### Written request
From the entries below, pull out each line where "chevron" appears.

### Data lines
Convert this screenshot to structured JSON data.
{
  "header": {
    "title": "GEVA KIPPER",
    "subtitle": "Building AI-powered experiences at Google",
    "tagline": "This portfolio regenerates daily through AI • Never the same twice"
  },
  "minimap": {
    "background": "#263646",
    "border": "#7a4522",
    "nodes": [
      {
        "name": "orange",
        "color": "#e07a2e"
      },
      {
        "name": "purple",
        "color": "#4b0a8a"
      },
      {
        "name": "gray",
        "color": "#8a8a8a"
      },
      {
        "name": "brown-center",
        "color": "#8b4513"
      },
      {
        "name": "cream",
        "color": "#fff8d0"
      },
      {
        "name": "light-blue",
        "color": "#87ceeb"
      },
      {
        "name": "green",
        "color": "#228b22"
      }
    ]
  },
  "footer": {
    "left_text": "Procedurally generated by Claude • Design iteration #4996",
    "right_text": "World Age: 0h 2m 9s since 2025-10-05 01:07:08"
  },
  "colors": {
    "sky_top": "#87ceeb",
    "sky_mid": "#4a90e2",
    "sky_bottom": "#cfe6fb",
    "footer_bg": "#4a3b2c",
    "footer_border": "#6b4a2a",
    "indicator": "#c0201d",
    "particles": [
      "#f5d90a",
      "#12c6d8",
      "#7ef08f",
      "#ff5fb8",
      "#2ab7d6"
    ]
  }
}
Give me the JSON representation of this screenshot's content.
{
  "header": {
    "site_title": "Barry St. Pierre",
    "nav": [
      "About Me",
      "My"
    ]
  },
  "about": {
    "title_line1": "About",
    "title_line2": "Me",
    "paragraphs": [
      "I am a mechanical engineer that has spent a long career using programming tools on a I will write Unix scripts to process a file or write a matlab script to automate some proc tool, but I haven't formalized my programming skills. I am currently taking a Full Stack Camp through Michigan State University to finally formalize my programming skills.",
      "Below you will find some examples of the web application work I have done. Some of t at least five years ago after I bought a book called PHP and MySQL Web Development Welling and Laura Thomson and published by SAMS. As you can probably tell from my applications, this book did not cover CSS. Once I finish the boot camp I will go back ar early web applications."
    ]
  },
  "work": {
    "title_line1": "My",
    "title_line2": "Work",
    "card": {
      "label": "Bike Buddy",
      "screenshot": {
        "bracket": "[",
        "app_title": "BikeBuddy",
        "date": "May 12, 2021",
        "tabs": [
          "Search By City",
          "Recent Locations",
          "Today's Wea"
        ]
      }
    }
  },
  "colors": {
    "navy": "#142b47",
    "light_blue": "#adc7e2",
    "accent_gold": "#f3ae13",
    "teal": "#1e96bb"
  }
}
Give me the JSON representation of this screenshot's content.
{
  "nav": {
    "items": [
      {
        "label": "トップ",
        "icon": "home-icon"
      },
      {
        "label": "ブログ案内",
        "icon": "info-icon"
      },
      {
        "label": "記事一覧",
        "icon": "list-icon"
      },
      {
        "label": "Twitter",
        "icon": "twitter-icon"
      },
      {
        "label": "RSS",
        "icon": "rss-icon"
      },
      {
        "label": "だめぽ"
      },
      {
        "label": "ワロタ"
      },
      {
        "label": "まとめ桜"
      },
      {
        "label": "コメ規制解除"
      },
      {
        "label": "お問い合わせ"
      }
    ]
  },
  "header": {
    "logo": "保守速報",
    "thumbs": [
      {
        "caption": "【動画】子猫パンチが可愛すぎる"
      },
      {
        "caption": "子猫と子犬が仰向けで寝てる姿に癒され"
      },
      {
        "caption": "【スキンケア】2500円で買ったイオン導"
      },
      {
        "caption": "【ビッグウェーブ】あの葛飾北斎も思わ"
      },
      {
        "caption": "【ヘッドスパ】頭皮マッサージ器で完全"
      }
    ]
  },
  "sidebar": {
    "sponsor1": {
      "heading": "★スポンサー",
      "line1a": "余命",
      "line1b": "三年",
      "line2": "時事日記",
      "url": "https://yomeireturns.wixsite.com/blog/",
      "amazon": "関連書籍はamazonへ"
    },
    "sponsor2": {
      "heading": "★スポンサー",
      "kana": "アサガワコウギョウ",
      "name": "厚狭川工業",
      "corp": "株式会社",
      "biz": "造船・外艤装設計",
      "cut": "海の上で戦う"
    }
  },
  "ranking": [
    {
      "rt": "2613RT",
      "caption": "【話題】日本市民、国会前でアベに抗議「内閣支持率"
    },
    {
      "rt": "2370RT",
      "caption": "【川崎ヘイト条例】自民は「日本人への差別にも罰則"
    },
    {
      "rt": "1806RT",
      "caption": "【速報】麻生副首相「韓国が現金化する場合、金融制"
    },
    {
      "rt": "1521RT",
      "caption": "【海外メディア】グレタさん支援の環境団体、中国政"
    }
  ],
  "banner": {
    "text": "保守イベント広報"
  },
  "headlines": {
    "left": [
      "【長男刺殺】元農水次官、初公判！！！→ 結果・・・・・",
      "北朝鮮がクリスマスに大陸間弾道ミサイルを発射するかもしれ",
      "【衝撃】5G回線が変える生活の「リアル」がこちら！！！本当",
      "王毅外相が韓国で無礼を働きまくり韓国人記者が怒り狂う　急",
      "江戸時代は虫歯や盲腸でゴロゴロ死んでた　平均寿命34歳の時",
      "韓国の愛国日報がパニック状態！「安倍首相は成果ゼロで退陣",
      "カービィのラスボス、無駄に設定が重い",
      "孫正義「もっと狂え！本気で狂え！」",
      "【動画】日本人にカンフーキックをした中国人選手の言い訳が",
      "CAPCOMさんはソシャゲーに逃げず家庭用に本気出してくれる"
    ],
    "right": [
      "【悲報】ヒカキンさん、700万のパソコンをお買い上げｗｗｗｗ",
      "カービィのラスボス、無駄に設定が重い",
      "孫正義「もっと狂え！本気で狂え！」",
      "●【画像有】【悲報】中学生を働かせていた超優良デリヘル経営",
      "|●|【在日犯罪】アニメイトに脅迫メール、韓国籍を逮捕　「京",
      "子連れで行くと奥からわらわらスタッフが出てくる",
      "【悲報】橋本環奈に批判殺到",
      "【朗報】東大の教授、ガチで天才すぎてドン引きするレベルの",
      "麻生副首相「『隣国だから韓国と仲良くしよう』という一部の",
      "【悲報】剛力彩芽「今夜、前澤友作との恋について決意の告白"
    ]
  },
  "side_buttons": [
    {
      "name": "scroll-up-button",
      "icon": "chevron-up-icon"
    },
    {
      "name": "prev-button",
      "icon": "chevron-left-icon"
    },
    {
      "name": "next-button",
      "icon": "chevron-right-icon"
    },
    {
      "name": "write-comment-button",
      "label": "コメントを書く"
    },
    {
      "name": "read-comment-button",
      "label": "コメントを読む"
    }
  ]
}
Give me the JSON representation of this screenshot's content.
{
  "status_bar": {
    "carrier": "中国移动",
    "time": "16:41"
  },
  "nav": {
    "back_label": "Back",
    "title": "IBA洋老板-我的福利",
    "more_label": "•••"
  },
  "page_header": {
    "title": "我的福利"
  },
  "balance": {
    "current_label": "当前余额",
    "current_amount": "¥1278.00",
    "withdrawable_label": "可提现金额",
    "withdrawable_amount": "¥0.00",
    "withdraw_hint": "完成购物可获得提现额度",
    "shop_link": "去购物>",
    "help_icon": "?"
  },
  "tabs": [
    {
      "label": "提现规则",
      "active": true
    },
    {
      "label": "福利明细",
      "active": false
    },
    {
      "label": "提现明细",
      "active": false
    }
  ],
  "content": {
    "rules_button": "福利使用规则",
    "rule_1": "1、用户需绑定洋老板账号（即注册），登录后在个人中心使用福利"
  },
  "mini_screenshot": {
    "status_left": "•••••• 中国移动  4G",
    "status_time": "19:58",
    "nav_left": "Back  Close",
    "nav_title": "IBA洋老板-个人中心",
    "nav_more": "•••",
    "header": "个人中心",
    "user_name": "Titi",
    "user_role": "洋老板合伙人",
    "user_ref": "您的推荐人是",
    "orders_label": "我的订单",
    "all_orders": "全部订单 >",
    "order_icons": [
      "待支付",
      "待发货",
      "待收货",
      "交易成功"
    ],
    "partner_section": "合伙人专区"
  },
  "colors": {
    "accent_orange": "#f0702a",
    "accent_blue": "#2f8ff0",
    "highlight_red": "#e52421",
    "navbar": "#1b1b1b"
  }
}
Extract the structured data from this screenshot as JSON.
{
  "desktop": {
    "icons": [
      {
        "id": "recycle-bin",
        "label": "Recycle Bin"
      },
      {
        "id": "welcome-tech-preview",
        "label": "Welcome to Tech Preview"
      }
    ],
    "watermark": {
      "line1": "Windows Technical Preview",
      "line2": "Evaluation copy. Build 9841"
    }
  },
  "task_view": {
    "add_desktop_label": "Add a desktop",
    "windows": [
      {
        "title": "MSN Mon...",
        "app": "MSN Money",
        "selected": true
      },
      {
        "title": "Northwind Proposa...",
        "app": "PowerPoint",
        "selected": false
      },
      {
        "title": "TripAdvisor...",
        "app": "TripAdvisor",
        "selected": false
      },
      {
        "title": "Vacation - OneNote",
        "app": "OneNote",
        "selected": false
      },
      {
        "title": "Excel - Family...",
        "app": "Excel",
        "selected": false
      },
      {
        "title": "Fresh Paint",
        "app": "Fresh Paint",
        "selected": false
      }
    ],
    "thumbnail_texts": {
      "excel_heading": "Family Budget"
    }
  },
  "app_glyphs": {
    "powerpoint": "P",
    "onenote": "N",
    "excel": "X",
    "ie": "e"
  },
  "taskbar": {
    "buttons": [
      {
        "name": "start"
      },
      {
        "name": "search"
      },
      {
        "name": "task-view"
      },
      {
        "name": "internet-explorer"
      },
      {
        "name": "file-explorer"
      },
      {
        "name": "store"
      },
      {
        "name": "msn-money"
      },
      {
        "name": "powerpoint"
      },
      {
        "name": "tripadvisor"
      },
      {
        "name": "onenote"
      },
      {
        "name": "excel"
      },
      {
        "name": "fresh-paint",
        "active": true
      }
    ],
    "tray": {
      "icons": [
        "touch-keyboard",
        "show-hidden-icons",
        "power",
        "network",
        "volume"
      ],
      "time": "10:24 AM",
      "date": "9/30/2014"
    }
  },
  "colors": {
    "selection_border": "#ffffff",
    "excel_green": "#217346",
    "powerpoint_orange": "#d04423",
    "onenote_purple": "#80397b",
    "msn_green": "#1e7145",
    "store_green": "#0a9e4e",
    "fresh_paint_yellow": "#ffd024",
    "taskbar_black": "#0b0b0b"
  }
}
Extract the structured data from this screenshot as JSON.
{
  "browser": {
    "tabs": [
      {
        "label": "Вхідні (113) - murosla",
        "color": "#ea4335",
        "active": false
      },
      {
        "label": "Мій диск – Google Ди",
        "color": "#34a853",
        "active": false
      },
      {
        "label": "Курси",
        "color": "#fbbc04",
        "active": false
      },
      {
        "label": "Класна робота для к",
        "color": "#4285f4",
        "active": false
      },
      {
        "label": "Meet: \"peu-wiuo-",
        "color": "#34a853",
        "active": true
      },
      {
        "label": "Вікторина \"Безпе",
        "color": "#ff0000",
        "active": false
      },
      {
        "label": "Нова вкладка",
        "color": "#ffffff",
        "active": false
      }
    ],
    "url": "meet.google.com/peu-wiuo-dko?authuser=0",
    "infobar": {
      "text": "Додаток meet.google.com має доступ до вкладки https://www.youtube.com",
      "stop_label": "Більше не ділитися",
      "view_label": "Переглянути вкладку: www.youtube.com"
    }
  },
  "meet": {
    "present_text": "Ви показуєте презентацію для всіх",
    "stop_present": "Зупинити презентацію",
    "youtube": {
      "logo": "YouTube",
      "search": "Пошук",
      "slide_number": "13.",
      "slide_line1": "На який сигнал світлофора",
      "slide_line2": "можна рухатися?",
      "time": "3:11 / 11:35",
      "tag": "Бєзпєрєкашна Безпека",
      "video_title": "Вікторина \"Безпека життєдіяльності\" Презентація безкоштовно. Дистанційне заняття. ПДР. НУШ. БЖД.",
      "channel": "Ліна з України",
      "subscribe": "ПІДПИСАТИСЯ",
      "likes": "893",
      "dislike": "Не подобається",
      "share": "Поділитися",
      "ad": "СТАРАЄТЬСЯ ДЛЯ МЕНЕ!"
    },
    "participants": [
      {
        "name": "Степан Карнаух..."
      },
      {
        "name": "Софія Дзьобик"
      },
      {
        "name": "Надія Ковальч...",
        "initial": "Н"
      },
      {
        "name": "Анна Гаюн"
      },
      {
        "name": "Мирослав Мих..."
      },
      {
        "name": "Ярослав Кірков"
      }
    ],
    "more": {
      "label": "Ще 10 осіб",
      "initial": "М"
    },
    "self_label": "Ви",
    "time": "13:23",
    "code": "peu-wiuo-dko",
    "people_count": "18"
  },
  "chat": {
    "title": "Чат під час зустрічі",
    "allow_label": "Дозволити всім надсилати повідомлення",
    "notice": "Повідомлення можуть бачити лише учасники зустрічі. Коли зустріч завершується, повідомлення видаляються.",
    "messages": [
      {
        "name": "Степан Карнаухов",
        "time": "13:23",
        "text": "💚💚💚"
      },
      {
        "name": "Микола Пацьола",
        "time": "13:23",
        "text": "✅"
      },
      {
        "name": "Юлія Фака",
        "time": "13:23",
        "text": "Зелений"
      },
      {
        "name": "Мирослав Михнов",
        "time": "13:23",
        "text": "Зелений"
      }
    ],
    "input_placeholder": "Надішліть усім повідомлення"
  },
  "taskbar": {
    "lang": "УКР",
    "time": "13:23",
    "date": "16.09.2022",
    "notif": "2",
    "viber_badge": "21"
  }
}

### Expected output
      "icon": "chevron-up-icon"
      "icon": "chevron-left-icon"
      "icon": "chevron-right-icon"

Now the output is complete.